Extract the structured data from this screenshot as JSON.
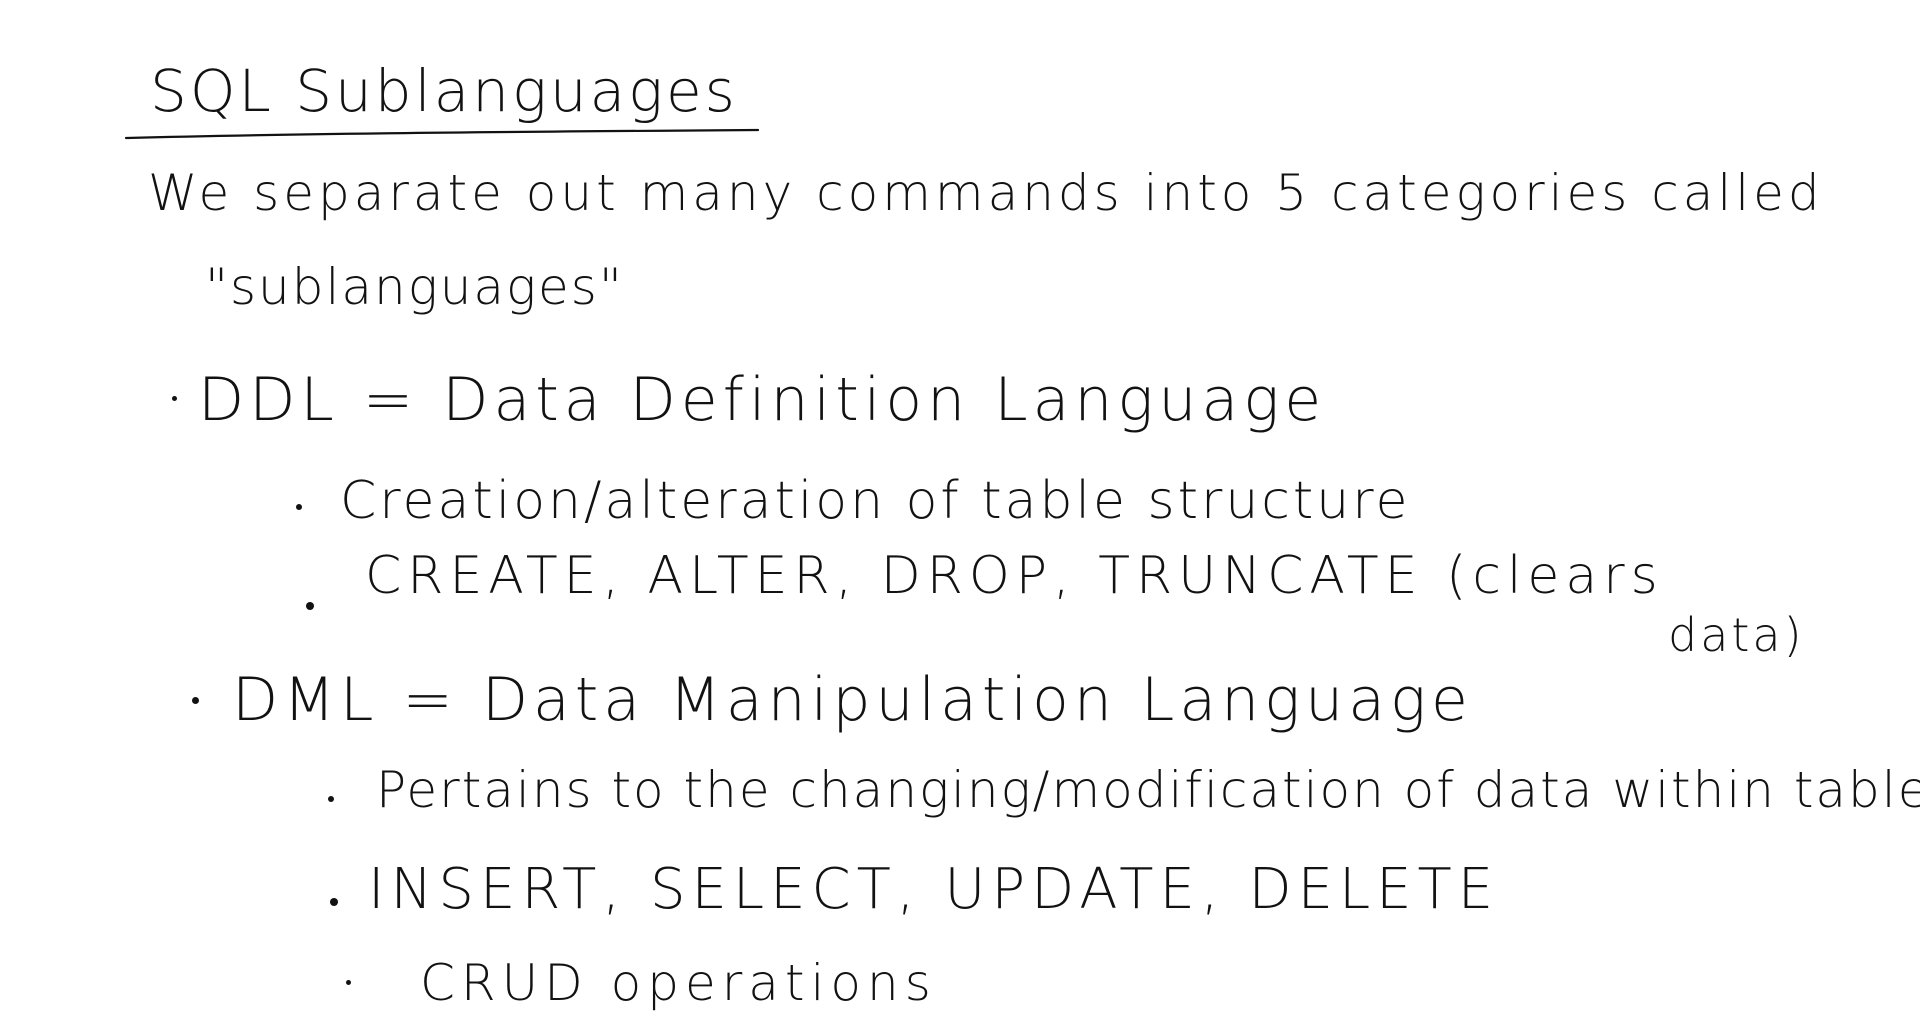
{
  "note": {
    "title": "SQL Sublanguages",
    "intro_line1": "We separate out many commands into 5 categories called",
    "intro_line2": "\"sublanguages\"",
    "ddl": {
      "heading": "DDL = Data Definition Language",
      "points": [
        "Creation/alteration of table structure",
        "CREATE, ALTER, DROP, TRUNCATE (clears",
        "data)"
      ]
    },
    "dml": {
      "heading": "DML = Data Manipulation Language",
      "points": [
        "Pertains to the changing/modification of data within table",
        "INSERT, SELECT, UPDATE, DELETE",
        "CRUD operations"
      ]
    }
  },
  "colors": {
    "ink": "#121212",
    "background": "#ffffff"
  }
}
================
* Short problem:
Any pictures should be dropped; transcribe the rest of the records above exactly.

* Result of the exercise:
Extract the structured data from this screenshot as JSON.
{
  "note": {
    "title": "SQL Sublanguages",
    "intro_line1": "We separate out many commands into 5 categories called",
    "intro_line2": "\"sublanguages\"",
    "ddl": {
      "heading": "DDL = Data Definition Language",
      "points": [
        "Creation/alteration of table structure",
        "CREATE, ALTER, DROP, TRUNCATE (clears",
        "data)"
      ]
    },
    "dml": {
      "heading": "DML = Data Manipulation Language",
      "points": [
        "Pertains to the changing/modification of data within table",
        "INSERT, SELECT, UPDATE, DELETE",
        "CRUD operations"
      ]
    }
  },
  "colors": {
    "ink": "#121212",
    "background": "#ffffff"
  }
}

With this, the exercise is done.